PROBLEM DESCRIPTION = Output every entry exactly as written, skipping any pictures.

Data records =
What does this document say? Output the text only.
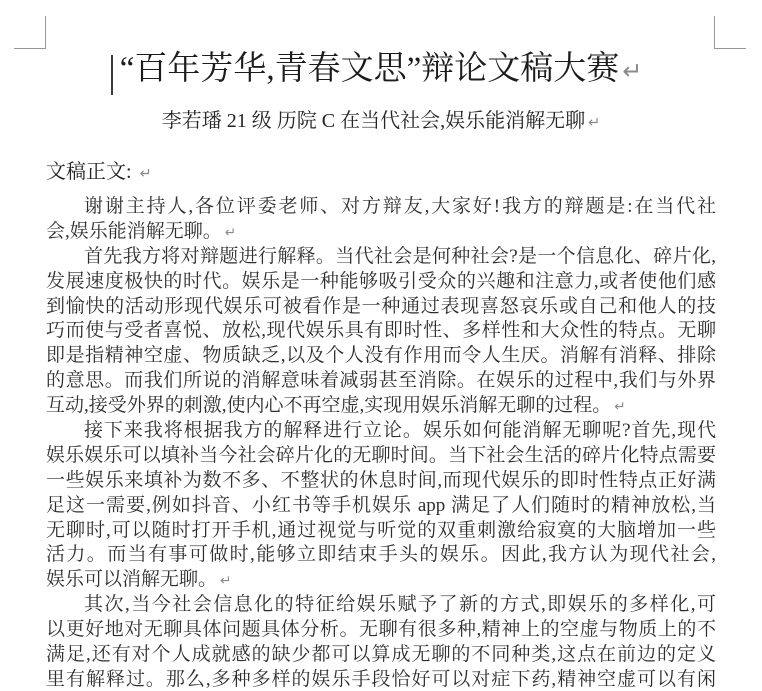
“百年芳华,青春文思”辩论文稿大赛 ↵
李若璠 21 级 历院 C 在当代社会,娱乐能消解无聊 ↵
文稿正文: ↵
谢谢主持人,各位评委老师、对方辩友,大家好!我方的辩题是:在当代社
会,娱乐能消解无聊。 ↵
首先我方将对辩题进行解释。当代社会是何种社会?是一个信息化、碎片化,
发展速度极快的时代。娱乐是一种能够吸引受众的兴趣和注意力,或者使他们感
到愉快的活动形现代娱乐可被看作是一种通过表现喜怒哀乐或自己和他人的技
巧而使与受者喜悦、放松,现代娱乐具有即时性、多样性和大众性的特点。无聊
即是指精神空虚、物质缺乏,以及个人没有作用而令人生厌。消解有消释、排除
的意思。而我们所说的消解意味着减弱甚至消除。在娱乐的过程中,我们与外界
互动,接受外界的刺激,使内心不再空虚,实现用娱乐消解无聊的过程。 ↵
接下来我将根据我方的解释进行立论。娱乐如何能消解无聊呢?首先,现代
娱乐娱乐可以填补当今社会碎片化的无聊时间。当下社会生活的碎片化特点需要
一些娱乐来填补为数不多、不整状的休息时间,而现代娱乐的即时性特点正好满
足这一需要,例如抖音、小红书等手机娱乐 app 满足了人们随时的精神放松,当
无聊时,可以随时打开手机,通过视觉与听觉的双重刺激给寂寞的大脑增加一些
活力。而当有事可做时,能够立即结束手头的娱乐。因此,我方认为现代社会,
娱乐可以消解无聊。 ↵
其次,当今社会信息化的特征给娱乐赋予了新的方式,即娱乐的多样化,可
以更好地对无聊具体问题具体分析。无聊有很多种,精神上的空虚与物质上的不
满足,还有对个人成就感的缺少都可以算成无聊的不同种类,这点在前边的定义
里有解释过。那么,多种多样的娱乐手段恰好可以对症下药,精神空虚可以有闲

ANSWER TO THE PROBLEM =
What does this document say? Output the text only.
“百年芳华,青春文思”辩论文稿大赛 ↵
李若璠 21 级 历院 C 在当代社会,娱乐能消解无聊 ↵
文稿正文: ↵
谢谢主持人,各位评委老师、对方辩友,大家好!我方的辩题是:在当代社
会,娱乐能消解无聊。 ↵
首先我方将对辩题进行解释。当代社会是何种社会?是一个信息化、碎片化,
发展速度极快的时代。娱乐是一种能够吸引受众的兴趣和注意力,或者使他们感
到愉快的活动形现代娱乐可被看作是一种通过表现喜怒哀乐或自己和他人的技
巧而使与受者喜悦、放松,现代娱乐具有即时性、多样性和大众性的特点。无聊
即是指精神空虚、物质缺乏,以及个人没有作用而令人生厌。消解有消释、排除
的意思。而我们所说的消解意味着减弱甚至消除。在娱乐的过程中,我们与外界
互动,接受外界的刺激,使内心不再空虚,实现用娱乐消解无聊的过程。 ↵
接下来我将根据我方的解释进行立论。娱乐如何能消解无聊呢?首先,现代
娱乐娱乐可以填补当今社会碎片化的无聊时间。当下社会生活的碎片化特点需要
一些娱乐来填补为数不多、不整状的休息时间,而现代娱乐的即时性特点正好满
足这一需要,例如抖音、小红书等手机娱乐 app 满足了人们随时的精神放松,当
无聊时,可以随时打开手机,通过视觉与听觉的双重刺激给寂寞的大脑增加一些
活力。而当有事可做时,能够立即结束手头的娱乐。因此,我方认为现代社会,
娱乐可以消解无聊。 ↵
其次,当今社会信息化的特征给娱乐赋予了新的方式,即娱乐的多样化,可
以更好地对无聊具体问题具体分析。无聊有很多种,精神上的空虚与物质上的不
满足,还有对个人成就感的缺少都可以算成无聊的不同种类,这点在前边的定义
里有解释过。那么,多种多样的娱乐手段恰好可以对症下药,精神空虚可以有闲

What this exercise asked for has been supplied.